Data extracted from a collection
+-------+

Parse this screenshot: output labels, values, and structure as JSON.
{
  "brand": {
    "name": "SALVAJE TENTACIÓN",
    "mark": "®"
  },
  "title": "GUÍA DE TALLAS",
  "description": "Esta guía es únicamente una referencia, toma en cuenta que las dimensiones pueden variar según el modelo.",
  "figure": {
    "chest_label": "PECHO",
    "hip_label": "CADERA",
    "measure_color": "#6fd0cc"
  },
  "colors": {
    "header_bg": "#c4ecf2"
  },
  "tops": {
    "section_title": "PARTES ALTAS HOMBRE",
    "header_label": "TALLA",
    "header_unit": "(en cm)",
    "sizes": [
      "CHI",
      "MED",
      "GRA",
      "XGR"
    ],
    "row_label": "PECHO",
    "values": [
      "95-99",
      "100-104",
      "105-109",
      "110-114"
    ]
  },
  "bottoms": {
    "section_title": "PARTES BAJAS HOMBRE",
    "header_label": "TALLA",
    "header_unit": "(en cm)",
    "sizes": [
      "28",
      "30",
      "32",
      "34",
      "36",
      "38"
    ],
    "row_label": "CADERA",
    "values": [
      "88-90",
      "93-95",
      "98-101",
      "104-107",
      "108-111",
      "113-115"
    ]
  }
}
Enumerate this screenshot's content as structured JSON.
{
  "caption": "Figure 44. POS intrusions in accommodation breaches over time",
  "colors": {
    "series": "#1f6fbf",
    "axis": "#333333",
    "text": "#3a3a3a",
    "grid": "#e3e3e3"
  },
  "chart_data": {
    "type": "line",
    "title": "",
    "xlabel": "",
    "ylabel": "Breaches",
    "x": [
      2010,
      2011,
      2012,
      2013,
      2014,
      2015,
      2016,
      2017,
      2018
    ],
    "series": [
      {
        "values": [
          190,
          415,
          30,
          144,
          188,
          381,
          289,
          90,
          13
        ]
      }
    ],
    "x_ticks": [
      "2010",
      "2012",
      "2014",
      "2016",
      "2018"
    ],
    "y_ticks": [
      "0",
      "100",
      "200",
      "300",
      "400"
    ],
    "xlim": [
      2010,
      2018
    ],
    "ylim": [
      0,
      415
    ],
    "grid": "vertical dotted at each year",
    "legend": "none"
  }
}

+-------+

EXERCISE OBJECTIVE: Write each line above out exactly.

CORRECT ANSWER:
Parse this screenshot: output labels, values, and structure as JSON.
{
  "brand": {
    "name": "SALVAJE TENTACIÓN",
    "mark": "®"
  },
  "title": "GUÍA DE TALLAS",
  "description": "Esta guía es únicamente una referencia, toma en cuenta que las dimensiones pueden variar según el modelo.",
  "figure": {
    "chest_label": "PECHO",
    "hip_label": "CADERA",
    "measure_color": "#6fd0cc"
  },
  "colors": {
    "header_bg": "#c4ecf2"
  },
  "tops": {
    "section_title": "PARTES ALTAS HOMBRE",
    "header_label": "TALLA",
    "header_unit": "(en cm)",
    "sizes": [
      "CHI",
      "MED",
      "GRA",
      "XGR"
    ],
    "row_label": "PECHO",
    "values": [
      "95-99",
      "100-104",
      "105-109",
      "110-114"
    ]
  },
  "bottoms": {
    "section_title": "PARTES BAJAS HOMBRE",
    "header_label": "TALLA",
    "header_unit": "(en cm)",
    "sizes": [
      "28",
      "30",
      "32",
      "34",
      "36",
      "38"
    ],
    "row_label": "CADERA",
    "values": [
      "88-90",
      "93-95",
      "98-101",
      "104-107",
      "108-111",
      "113-115"
    ]
  }
}
Enumerate this screenshot's content as structured JSON.
{
  "caption": "Figure 44. POS intrusions in accommodation breaches over time",
  "colors": {
    "series": "#1f6fbf",
    "axis": "#333333",
    "text": "#3a3a3a",
    "grid": "#e3e3e3"
  },
  "chart_data": {
    "type": "line",
    "title": "",
    "xlabel": "",
    "ylabel": "Breaches",
    "x": [
      2010,
      2011,
      2012,
      2013,
      2014,
      2015,
      2016,
      2017,
      2018
    ],
    "series": [
      {
        "values": [
          190,
          415,
          30,
          144,
          188,
          381,
          289,
          90,
          13
        ]
      }
    ],
    "x_ticks": [
      "2010",
      "2012",
      "2014",
      "2016",
      "2018"
    ],
    "y_ticks": [
      "0",
      "100",
      "200",
      "300",
      "400"
    ],
    "xlim": [
      2010,
      2018
    ],
    "ylim": [
      0,
      415
    ],
    "grid": "vertical dotted at each year",
    "legend": "none"
  }
}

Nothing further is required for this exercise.